TO BE DONE →
Answer the following questions using the forum thread below.
(a) How many additional data segments does the error message report in the file?
(b) Which function from flowWorkspace does the first reply name as the easiest route for splitting the file?
(c) Which R version and Bioconductor release does the asker say they are using instead of R 4.0?

SELECTED PASSAGE →
--- start ---

Reading multiple data segments from FCS 3.0 file
1
0
Entering edit mode
alavy ▴ 30
@alavy-23451
Last seen 2.6 years ago

Hi, I am trying to read a FCS 3.0 file that contains multiple samples taken from several plates using read.ncdfFlowSet The error message I get is:

1: The file contains 48 additional data segments.
The default is to read the first segment only.
Please consider setting the 'dataset' argument.


After reading the documentation of flowCore I understood that I need to specify which data segment I want to read. However, I know that I can read multiple flowframes if each of them is saved as a file on its own.

So I was wondering, is there a way to either: 1. Load all the samples that are in the FCS 3.0 file all at once into a flow set? 2. If not, can the FCS file be split into individual files, so that they can be read into a single flow set?

Thank you,

multiple data segments in a single file

flowCore flow cytometry FCS 3.0 ncdfFlowSet • 1.2k views
2
Entering edit mode
Jake Wagner ▴ 310
@jake-wagner-19995
Last seen 2.1 years ago

Are you using the most recent versions of the packages (available from Bioconductor 3.11 or GitHub)? The easiest way is probably your second approach using load_cytoframe_from_fcs from flowWorkspace. This is just a sketch using an FCS file with 40 data segments. Replace multi_data_fcs_path and outpath to suit your needs.

outpath <- tempdir()
ndataset <- 40
for(i in 1:ndataset){
# Load in each dataset as a cytoframe and write it out as its own FCS
cf <- load_cytoframe_from_fcs(multi_data_fcs_path, dataset = i)
write.FCS(cf, file.path(outpath, paste0("dataset_", i, ".fcs")))
}
# Read the split FCS files back in to a single cytoset
cs <- load_cytoset_from_fcs(list.files(outpath, pattern="*.fcs", full.names = TRUE))


You can also use ncdfFlowSet, but cytoframe and cytoset basically replace it.

0
Entering edit mode

You could also of course add more descriptive names than dataset_n to the FCS for each data segment.

0
Entering edit mode

Thank you for the quick reply, I will try it out. and thank you for mentioning that cytoset replaces ncdFlowSet. I've been going through the packages and I find it hard to understand which package (and command) replaces other old packages and commands....

I've installed the packaged via BiocManager. But I had to use R 3.3.3 which probablty means I am not using the latest bioconductor. I will look into upgrading to R 4.0.

The current versions that are installed:

flowCore 1.52.1 flowWorkspace 3.34.1 flowStats 3.44.0 openCyto 1.24.0

0
Entering edit mode

One more question please, I currently cannot updated to R 4.0 so instead I am using R 3.6.3 with Bioconductor 3.10. I also updated all the packages associated with this script, but load_cytoset_from_fcs is not available in FlowWorkspace 3.34.1 Is there an alternative ?

1
Entering edit mode

Sure, instead you can use read.FCS to split up the data segments and read.flowSet or read.flowSet to read in the set of split files.

outpath <- tempdir()
ndataset <- 40
for(i in 1:ndataset){
# Load in each dataset as a flowFrame and write it out as its own FCS
fr <- read.FCS(multi_data_fcs_path, dataset = i)

--- end ---

EXTRACTED MATERIAL →

--- start ---

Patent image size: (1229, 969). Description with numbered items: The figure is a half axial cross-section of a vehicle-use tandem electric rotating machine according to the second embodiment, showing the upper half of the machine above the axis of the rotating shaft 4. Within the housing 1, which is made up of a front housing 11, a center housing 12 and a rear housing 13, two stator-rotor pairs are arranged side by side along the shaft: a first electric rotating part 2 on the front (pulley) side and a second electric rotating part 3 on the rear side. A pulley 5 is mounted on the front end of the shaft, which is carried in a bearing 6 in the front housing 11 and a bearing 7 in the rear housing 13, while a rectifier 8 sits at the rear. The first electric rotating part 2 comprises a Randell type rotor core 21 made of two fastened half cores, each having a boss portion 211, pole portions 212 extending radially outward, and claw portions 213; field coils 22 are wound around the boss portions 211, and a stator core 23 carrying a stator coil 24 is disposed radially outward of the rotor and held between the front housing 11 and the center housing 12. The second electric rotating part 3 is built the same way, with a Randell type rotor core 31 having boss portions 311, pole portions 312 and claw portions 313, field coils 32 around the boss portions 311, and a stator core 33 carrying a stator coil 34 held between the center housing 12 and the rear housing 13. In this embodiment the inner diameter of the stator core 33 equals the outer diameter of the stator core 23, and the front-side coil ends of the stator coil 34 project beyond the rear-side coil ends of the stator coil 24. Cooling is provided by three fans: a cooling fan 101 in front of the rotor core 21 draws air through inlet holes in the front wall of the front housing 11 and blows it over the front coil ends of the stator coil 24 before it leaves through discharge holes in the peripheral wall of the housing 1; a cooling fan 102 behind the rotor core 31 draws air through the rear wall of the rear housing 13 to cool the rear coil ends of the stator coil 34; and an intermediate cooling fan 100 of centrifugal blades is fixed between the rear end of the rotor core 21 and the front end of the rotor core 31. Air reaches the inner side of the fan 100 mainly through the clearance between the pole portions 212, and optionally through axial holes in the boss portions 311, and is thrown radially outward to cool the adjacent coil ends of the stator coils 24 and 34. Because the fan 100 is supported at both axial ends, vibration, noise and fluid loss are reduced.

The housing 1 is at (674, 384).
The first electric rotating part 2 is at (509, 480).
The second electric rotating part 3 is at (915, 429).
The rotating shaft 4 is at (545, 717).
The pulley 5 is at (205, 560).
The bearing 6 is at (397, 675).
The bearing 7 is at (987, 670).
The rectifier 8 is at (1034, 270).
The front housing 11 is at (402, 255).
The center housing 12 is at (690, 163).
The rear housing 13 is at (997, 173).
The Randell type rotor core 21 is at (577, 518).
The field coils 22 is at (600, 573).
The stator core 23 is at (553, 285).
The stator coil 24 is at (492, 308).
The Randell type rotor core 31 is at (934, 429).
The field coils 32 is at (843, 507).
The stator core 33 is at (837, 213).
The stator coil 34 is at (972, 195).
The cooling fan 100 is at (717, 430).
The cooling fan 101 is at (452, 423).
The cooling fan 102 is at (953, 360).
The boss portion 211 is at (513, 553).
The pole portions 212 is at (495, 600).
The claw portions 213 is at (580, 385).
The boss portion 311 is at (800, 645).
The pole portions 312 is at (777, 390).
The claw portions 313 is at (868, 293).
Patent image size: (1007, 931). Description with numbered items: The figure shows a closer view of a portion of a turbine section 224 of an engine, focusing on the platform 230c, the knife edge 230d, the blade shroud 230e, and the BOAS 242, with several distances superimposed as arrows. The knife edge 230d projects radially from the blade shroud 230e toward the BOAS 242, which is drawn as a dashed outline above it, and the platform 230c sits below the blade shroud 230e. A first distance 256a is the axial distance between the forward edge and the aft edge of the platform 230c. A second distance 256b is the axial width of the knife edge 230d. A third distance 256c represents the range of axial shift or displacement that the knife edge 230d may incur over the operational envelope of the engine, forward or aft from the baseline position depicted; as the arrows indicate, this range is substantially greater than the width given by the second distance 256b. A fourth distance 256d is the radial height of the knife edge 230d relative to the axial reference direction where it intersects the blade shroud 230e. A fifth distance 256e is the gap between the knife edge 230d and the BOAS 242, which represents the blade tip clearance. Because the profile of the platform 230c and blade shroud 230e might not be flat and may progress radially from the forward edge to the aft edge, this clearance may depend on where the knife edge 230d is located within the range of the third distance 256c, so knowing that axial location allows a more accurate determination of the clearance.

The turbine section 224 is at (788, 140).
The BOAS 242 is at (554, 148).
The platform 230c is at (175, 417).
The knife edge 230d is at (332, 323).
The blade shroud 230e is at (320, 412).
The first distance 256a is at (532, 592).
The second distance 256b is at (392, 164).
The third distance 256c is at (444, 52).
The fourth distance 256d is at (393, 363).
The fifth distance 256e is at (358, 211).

--- end ---

RESPONSE TO THIS EXERCISE →
(a) 48
(b) load_cytoframe_from_fcs
(c) R 3.6.3 with Bioconductor 3.10